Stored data

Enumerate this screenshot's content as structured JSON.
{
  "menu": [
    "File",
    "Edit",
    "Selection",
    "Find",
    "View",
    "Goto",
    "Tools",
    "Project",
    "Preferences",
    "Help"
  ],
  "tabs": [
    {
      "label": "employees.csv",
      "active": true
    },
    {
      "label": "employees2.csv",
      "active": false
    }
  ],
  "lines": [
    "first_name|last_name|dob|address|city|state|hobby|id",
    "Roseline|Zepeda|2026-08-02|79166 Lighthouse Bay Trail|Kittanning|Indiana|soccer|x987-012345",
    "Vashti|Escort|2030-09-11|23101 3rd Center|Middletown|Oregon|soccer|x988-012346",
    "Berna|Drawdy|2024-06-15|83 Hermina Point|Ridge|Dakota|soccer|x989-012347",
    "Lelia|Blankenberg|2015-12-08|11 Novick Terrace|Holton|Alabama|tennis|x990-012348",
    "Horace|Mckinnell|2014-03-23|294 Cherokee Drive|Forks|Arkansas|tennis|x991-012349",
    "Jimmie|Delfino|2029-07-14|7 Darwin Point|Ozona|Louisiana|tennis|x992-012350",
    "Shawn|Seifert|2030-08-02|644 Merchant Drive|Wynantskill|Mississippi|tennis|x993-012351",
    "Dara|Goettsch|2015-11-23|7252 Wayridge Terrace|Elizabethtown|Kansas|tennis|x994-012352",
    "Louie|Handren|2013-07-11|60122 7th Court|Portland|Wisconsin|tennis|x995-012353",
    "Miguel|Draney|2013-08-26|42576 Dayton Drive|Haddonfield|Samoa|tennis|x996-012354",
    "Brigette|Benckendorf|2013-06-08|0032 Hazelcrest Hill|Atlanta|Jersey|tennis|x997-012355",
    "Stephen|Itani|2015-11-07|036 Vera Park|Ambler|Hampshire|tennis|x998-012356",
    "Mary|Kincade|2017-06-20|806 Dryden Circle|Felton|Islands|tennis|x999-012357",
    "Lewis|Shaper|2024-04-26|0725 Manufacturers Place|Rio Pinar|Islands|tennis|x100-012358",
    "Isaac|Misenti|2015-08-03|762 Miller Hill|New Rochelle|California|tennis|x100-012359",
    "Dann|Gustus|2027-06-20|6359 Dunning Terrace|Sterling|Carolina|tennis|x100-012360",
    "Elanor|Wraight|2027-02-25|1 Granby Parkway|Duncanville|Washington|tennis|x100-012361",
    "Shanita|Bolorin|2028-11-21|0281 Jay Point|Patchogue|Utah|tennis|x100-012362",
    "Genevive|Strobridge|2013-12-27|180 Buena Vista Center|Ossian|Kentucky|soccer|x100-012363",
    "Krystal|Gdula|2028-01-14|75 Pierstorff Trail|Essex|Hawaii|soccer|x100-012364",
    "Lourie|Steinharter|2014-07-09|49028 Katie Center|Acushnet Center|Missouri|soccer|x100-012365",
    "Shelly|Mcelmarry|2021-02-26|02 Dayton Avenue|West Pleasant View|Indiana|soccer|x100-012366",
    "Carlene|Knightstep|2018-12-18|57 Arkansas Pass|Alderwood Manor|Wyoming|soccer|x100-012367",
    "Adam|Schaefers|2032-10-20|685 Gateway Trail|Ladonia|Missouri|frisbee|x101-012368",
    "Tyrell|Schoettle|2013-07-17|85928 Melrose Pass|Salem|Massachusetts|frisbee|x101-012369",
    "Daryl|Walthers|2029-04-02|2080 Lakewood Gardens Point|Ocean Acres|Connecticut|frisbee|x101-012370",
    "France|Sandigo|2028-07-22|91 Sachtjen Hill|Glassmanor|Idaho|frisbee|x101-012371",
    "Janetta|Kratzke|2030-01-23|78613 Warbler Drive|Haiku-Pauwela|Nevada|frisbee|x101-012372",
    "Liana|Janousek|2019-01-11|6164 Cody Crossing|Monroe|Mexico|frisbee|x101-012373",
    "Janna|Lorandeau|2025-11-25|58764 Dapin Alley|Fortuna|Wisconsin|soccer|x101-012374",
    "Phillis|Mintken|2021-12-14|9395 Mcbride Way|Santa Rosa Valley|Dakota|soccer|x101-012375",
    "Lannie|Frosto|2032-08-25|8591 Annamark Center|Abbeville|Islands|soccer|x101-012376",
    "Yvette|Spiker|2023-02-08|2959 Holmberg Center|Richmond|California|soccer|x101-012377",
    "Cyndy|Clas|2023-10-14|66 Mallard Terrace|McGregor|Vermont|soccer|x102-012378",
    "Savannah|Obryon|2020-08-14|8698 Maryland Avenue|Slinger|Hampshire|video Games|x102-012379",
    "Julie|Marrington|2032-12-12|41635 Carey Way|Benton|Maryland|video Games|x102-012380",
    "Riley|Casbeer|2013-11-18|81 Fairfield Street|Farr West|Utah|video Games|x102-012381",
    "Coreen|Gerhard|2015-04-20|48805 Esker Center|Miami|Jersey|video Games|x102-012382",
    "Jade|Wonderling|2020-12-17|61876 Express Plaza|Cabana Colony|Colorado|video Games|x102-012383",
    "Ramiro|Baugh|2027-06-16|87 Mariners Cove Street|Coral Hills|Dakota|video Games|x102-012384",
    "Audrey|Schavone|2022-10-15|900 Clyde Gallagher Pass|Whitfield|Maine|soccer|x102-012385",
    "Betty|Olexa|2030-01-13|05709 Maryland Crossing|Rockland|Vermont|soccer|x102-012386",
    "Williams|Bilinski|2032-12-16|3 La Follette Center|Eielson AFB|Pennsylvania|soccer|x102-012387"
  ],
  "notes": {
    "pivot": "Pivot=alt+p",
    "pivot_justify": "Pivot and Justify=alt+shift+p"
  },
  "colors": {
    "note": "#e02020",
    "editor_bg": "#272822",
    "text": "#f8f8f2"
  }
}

• PROBLEM TO WORK ON
Print all of the entries exactly as they are written.

• TASK SOLUTION
Enumerate this screenshot's content as structured JSON.
{
  "menu": [
    "File",
    "Edit",
    "Selection",
    "Find",
    "View",
    "Goto",
    "Tools",
    "Project",
    "Preferences",
    "Help"
  ],
  "tabs": [
    {
      "label": "employees.csv",
      "active": true
    },
    {
      "label": "employees2.csv",
      "active": false
    }
  ],
  "lines": [
    "first_name|last_name|dob|address|city|state|hobby|id",
    "Roseline|Zepeda|2026-08-02|79166 Lighthouse Bay Trail|Kittanning|Indiana|soccer|x987-012345",
    "Vashti|Escort|2030-09-11|23101 3rd Center|Middletown|Oregon|soccer|x988-012346",
    "Berna|Drawdy|2024-06-15|83 Hermina Point|Ridge|Dakota|soccer|x989-012347",
    "Lelia|Blankenberg|2015-12-08|11 Novick Terrace|Holton|Alabama|tennis|x990-012348",
    "Horace|Mckinnell|2014-03-23|294 Cherokee Drive|Forks|Arkansas|tennis|x991-012349",
    "Jimmie|Delfino|2029-07-14|7 Darwin Point|Ozona|Louisiana|tennis|x992-012350",
    "Shawn|Seifert|2030-08-02|644 Merchant Drive|Wynantskill|Mississippi|tennis|x993-012351",
    "Dara|Goettsch|2015-11-23|7252 Wayridge Terrace|Elizabethtown|Kansas|tennis|x994-012352",
    "Louie|Handren|2013-07-11|60122 7th Court|Portland|Wisconsin|tennis|x995-012353",
    "Miguel|Draney|2013-08-26|42576 Dayton Drive|Haddonfield|Samoa|tennis|x996-012354",
    "Brigette|Benckendorf|2013-06-08|0032 Hazelcrest Hill|Atlanta|Jersey|tennis|x997-012355",
    "Stephen|Itani|2015-11-07|036 Vera Park|Ambler|Hampshire|tennis|x998-012356",
    "Mary|Kincade|2017-06-20|806 Dryden Circle|Felton|Islands|tennis|x999-012357",
    "Lewis|Shaper|2024-04-26|0725 Manufacturers Place|Rio Pinar|Islands|tennis|x100-012358",
    "Isaac|Misenti|2015-08-03|762 Miller Hill|New Rochelle|California|tennis|x100-012359",
    "Dann|Gustus|2027-06-20|6359 Dunning Terrace|Sterling|Carolina|tennis|x100-012360",
    "Elanor|Wraight|2027-02-25|1 Granby Parkway|Duncanville|Washington|tennis|x100-012361",
    "Shanita|Bolorin|2028-11-21|0281 Jay Point|Patchogue|Utah|tennis|x100-012362",
    "Genevive|Strobridge|2013-12-27|180 Buena Vista Center|Ossian|Kentucky|soccer|x100-012363",
    "Krystal|Gdula|2028-01-14|75 Pierstorff Trail|Essex|Hawaii|soccer|x100-012364",
    "Lourie|Steinharter|2014-07-09|49028 Katie Center|Acushnet Center|Missouri|soccer|x100-012365",
    "Shelly|Mcelmarry|2021-02-26|02 Dayton Avenue|West Pleasant View|Indiana|soccer|x100-012366",
    "Carlene|Knightstep|2018-12-18|57 Arkansas Pass|Alderwood Manor|Wyoming|soccer|x100-012367",
    "Adam|Schaefers|2032-10-20|685 Gateway Trail|Ladonia|Missouri|frisbee|x101-012368",
    "Tyrell|Schoettle|2013-07-17|85928 Melrose Pass|Salem|Massachusetts|frisbee|x101-012369",
    "Daryl|Walthers|2029-04-02|2080 Lakewood Gardens Point|Ocean Acres|Connecticut|frisbee|x101-012370",
    "France|Sandigo|2028-07-22|91 Sachtjen Hill|Glassmanor|Idaho|frisbee|x101-012371",
    "Janetta|Kratzke|2030-01-23|78613 Warbler Drive|Haiku-Pauwela|Nevada|frisbee|x101-012372",
    "Liana|Janousek|2019-01-11|6164 Cody Crossing|Monroe|Mexico|frisbee|x101-012373",
    "Janna|Lorandeau|2025-11-25|58764 Dapin Alley|Fortuna|Wisconsin|soccer|x101-012374",
    "Phillis|Mintken|2021-12-14|9395 Mcbride Way|Santa Rosa Valley|Dakota|soccer|x101-012375",
    "Lannie|Frosto|2032-08-25|8591 Annamark Center|Abbeville|Islands|soccer|x101-012376",
    "Yvette|Spiker|2023-02-08|2959 Holmberg Center|Richmond|California|soccer|x101-012377",
    "Cyndy|Clas|2023-10-14|66 Mallard Terrace|McGregor|Vermont|soccer|x102-012378",
    "Savannah|Obryon|2020-08-14|8698 Maryland Avenue|Slinger|Hampshire|video Games|x102-012379",
    "Julie|Marrington|2032-12-12|41635 Carey Way|Benton|Maryland|video Games|x102-012380",
    "Riley|Casbeer|2013-11-18|81 Fairfield Street|Farr West|Utah|video Games|x102-012381",
    "Coreen|Gerhard|2015-04-20|48805 Esker Center|Miami|Jersey|video Games|x102-012382",
    "Jade|Wonderling|2020-12-17|61876 Express Plaza|Cabana Colony|Colorado|video Games|x102-012383",
    "Ramiro|Baugh|2027-06-16|87 Mariners Cove Street|Coral Hills|Dakota|video Games|x102-012384",
    "Audrey|Schavone|2022-10-15|900 Clyde Gallagher Pass|Whitfield|Maine|soccer|x102-012385",
    "Betty|Olexa|2030-01-13|05709 Maryland Crossing|Rockland|Vermont|soccer|x102-012386",
    "Williams|Bilinski|2032-12-16|3 La Follette Center|Eielson AFB|Pennsylvania|soccer|x102-012387"
  ],
  "notes": {
    "pivot": "Pivot=alt+p",
    "pivot_justify": "Pivot and Justify=alt+shift+p"
  },
  "colors": {
    "note": "#e02020",
    "editor_bg": "#272822",
    "text": "#f8f8f2"
  }
}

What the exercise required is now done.